• **Exercise description**
Check each line of the listing below for the word "dạng" and say how many lines have it. Nothing else should be written.

+++

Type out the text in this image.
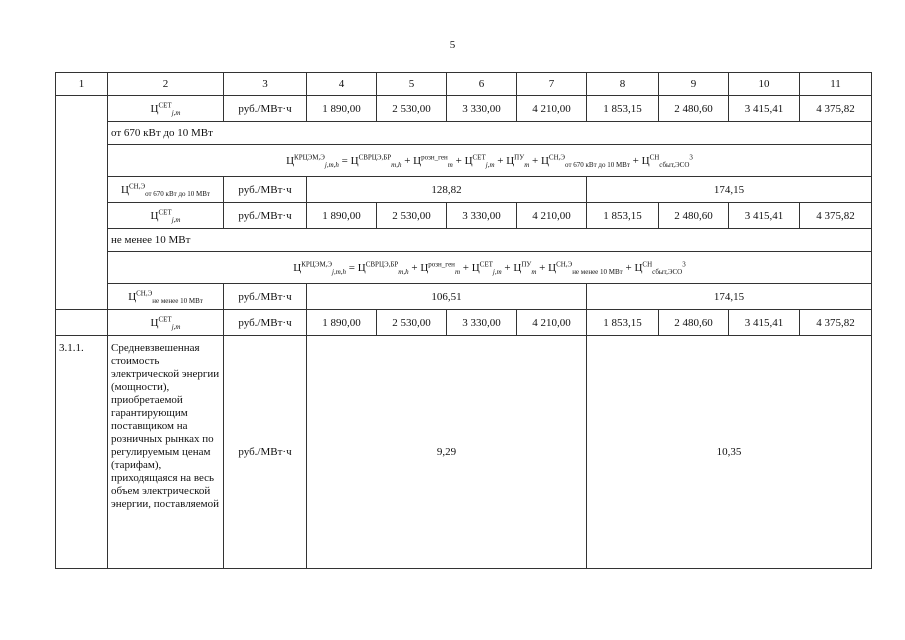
5
1	2	3	4	5	6	7	8	9	10	11
	$Ц^{СЕТ}_{j,m}$	руб./МВт·ч	1 890,00	2 530,00	3 330,00	4 210,00	1 853,15	2 480,60	3 415,41	4 375,82
	от 670 кВт до 10 МВт									
	$Ц^{КРЦЭМ,Э}_{j,m,h} = Ц^{СВРЦЭ,БР}_{m,h} + Ц^{розн\_ген}_m + Ц^{СЕТ}_{j,m} + Ц^{ПУ}_m + Ц^{СН,Э}_{от 670 кВт до 10 МВт} + Ц^{СН}_{сбыт,ЭСО}^3$
	$Ц^{СН,Э}_{от 670 кВт до 10 МВт}$	руб./МВт·ч	128,82				174,15			
	$Ц^{СЕТ}_{j,m}$	руб./МВт·ч	1 890,00	2 530,00	3 330,00	4 210,00	1 853,15	2 480,60	3 415,41	4 375,82
	не менее 10 МВт									
	$Ц^{КРЦЭМ,Э}_{j,m,h} = Ц^{СВРЦЭ,БР}_{m,h} + Ц^{розн\_ген}_m + Ц^{СЕТ}_{j,m} + Ц^{ПУ}_m + Ц^{СН,Э}_{не менее 10 МВт} + Ц^{СН}_{сбыт,ЭСО}^3$
	$Ц^{СН,Э}_{не менее 10 МВт}$	руб./МВт·ч	106,51				174,15			
	$Ц^{СЕТ}_{j,m}$	руб./МВт·ч	1 890,00	2 530,00	3 330,00	4 210,00	1 853,15	2 480,60	3 415,41	4 375,82
3.1.1.	Средневзвешенная стоимость электрической энергии (мощности), приобретаемой гарантирующим поставщиком на розничных рынках по регулируемым ценам (тарифам), приходящаяся на весь объем электрической энергии, поставляемой	руб./МВт·ч	9,29				10,35			
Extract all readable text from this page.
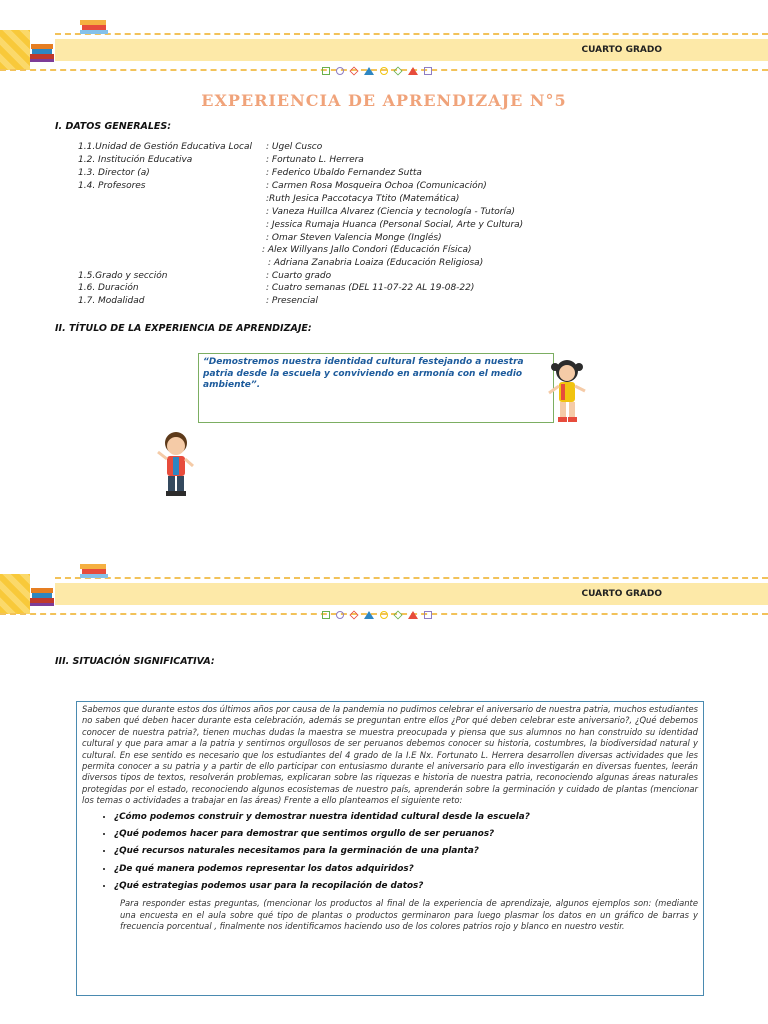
CUARTO GRADO
EXPERIENCIA DE APRENDIZAJE N°5
I. DATOS GENERALES:
1.1.Unidad de Gestión Educativa Local	: Ugel Cusco
1.2. Institución Educativa	: Fortunato L. Herrera
1.3. Director (a)	: Federico Ubaldo Fernandez Sutta
1.4. Profesores	: Carmen Rosa Mosqueira Ochoa (Comunicación)
:Ruth Jesica Paccotacya Ttito (Matemática)
: Vaneza Huillca Alvarez (Ciencia y tecnología - Tutoría)
: Jessica Rumaja Huanca (Personal Social, Arte y Cultura)
: Omar Steven Valencia Monge (Inglés)
: Alex Willyans Jallo Condori (Educación Física)
: Adriana Zanabria Loaiza (Educación Religiosa)
1.5.Grado y sección	: Cuarto grado
1.6. Duración	: Cuatro semanas (DEL 11-07-22 AL 19-08-22)
1.7. Modalidad	: Presencial
II. TÍTULO DE LA EXPERIENCIA DE APRENDIZAJE:
“Demostremos nuestra identidad cultural festejando a nuestra patria desde la escuela y conviviendo en armonía con el medio ambiente”.
CUARTO GRADO
III. SITUACIÓN SIGNIFICATIVA:

Sabemos que durante estos dos últimos años por causa de la pandemia no pudimos celebrar el aniversario de nuestra patria, muchos estudiantes no saben qué deben hacer durante esta celebración, además se preguntan entre ellos ¿Por qué deben celebrar este aniversario?, ¿Qué debemos conocer de nuestra patria?, tienen muchas dudas la maestra se muestra preocupada y piensa que sus alumnos no han construido su identidad cultural y que para amar a la patria y sentirnos orgullosos de ser peruanos debemos conocer su historia, costumbres, la biodiversidad natural y cultural. En ese sentido es necesario que los estudiantes del 4 grado de la I.E Nx. Fortunato L. Herrera desarrollen diversas actividades que les permita conocer a su patria y a partir de ello participar con entusiasmo durante el aniversario para ello investigarán en diversas fuentes, leerán diversos tipos de textos, resolverán problemas, explicaran sobre las riquezas e historia de nuestra patria, reconociendo algunas áreas naturales protegidas por el estado, reconociendo algunos ecosistemas de nuestro país, aprenderán sobre la germinación y cuidado de plantas (mencionar los temas o actividades a trabajar en las áreas) Frente a ello planteamos el siguiente reto:

• ¿Cómo podemos construir y demostrar nuestra identidad cultural desde la escuela?
• ¿Qué podemos hacer para demostrar que sentimos orgullo de ser peruanos?
• ¿Qué recursos naturales necesitamos para la germinación de una planta?
• ¿De qué manera podemos representar los datos adquiridos?
• ¿Qué estrategias podemos usar para la recopilación de datos?

Para responder estas preguntas, (mencionar los productos al final de la experiencia de aprendizaje, algunos ejemplos son: (mediante una encuesta en el aula sobre qué tipo de plantas o productos germinaron para luego plasmar los datos en un gráfico de barras y frecuencia porcentual , finalmente nos identificamos haciendo uso de los colores patrios rojo y blanco en nuestro vestir.
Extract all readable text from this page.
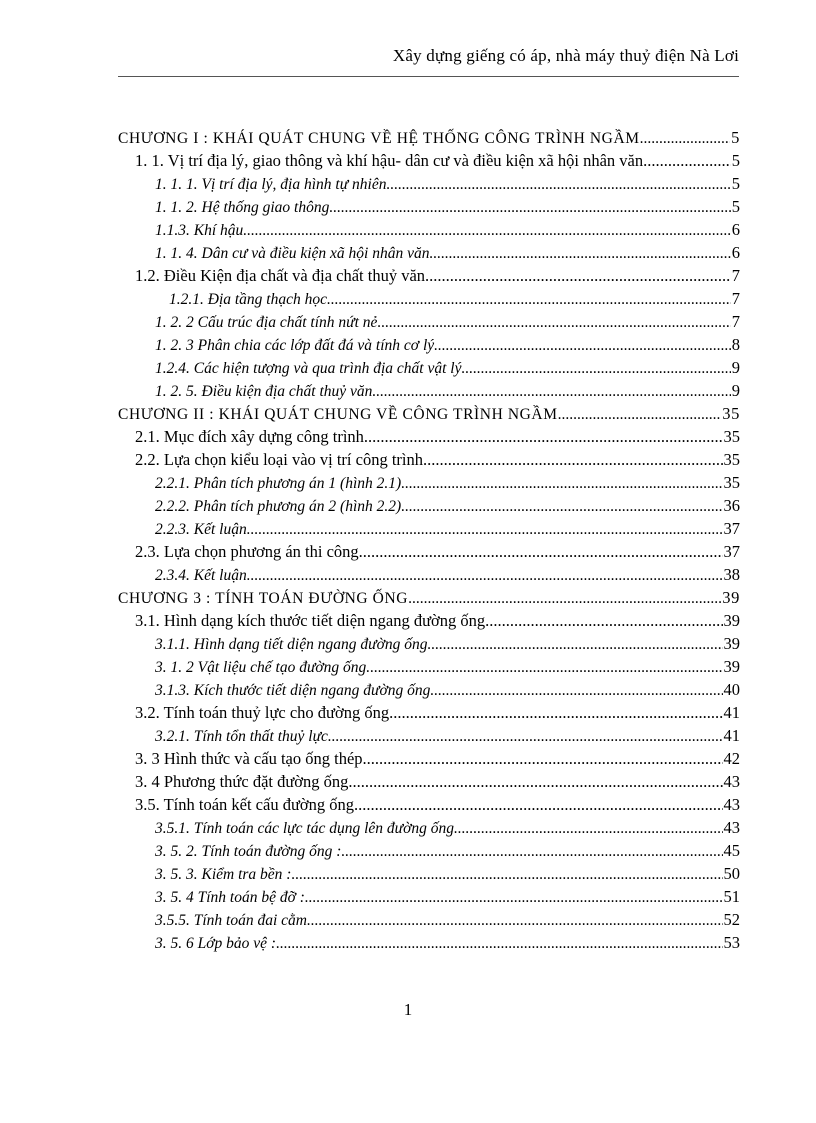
Xây dựng giếng có áp, nhà máy thuỷ điện Nà Lơi
CHƯƠNG I : KHÁI QUÁT CHUNG VỀ HỆ THỐNG CÔNG TRÌNH NGẦM .....	5
1. 1. Vị trí địa lý, giao thông và khí hậu- dân cư và điều kiện xã hội nhân văn .....	5
1. 1. 1. Vị trí địa lý, địa hình tự nhiên .....	5
1. 1. 2. Hệ thống giao thông .....	5
1.1.3. Khí hậu .....	6
1. 1. 4. Dân cư và điều kiện xã hội nhân văn .....	6
1.2. Điều Kiện địa chất và địa chất thuỷ văn .....	7
1.2.1. Địa tầng thạch học .....	7
1. 2. 2 Cấu trúc địa chất tính nứt nẻ .....	7
1. 2. 3 Phân chia các lớp đất đá và tính cơ lý. .....	8
1.2.4. Các hiện tượng và qua trình địa chất vật lý .....	9
1. 2. 5. Điều kiện địa chất thuỷ văn .....	9
CHƯƠNG II : KHÁI QUÁT CHUNG VỀ CÔNG TRÌNH NGẦM .....	35
2.1. Mục đích xây dựng công trình .....	35
2.2. Lựa chọn kiểu loại vào vị trí công trình. .....	35
2.2.1. Phân tích phương án 1 (hình 2.1) .....	35
2.2.2. Phân tích phương án 2 (hình 2.2) .....	36
2.2.3. Kết luận .....	37
2.3. Lựa chọn phương án thi công .....	37
2.3.4. Kết luận .....	38
CHƯƠNG 3 : TÍNH TOÁN ĐƯỜNG ỐNG .....	39
3.1. Hình dạng kích thước tiết diện ngang đường ống. .....	39
3.1.1. Hình dạng tiết diện ngang đường ống. .....	39
3. 1. 2 Vật liệu chế tạo đường ống. .....	39
3.1.3. Kích thước tiết diện ngang đường ống .....	40
3.2. Tính toán thuỷ lực cho đường ống. .....	41
3.2.1. Tính tổn thất thuỷ lực .....	41
3. 3 Hình thức và cấu tạo ống thép .....	42
3. 4 Phương thức đặt đường ống. .....	43
3.5. Tính toán kết cấu đường ống. .....	43
3.5.1. Tính toán các lực tác dụng lên đường ống .....	43
3. 5. 2. Tính toán đường ống : .....	45
3. 5. 3. Kiểm tra bền : .....	50
3. 5. 4 Tính toán bệ đỡ : .....	51
3.5.5. Tính toán đai cằm. .....	52
3. 5. 6 Lớp bảo vệ : .....	53
1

+++

• **Answer in full**
2